■ **Task instructions**
Copy each line of the records that holds the string "name".

--- Data to process ---

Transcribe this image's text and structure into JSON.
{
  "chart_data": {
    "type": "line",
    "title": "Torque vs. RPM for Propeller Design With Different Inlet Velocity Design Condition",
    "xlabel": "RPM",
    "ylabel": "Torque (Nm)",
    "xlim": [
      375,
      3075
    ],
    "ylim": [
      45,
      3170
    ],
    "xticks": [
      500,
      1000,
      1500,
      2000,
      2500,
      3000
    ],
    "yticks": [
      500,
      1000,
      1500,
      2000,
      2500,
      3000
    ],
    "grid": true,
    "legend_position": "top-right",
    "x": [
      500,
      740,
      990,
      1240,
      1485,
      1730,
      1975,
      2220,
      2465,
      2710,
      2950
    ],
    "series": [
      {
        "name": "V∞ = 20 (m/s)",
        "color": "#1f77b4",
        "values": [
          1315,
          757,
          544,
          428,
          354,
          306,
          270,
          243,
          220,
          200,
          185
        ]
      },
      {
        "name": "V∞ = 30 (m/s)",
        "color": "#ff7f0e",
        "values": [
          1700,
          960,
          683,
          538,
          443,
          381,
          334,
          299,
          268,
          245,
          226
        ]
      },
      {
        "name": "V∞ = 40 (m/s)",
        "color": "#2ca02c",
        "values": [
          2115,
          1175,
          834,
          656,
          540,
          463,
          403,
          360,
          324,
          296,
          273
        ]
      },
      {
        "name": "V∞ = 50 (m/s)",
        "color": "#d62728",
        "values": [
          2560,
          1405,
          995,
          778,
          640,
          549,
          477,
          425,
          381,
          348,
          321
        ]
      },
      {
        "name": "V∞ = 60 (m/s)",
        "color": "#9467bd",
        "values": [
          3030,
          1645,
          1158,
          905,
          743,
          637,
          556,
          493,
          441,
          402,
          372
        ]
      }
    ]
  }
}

---

■ **Result of this task**
        "name": "V∞ = 20 (m/s)",
        "name": "V∞ = 30 (m/s)",
        "name": "V∞ = 40 (m/s)",
        "name": "V∞ = 50 (m/s)",
        "name": "V∞ = 60 (m/s)",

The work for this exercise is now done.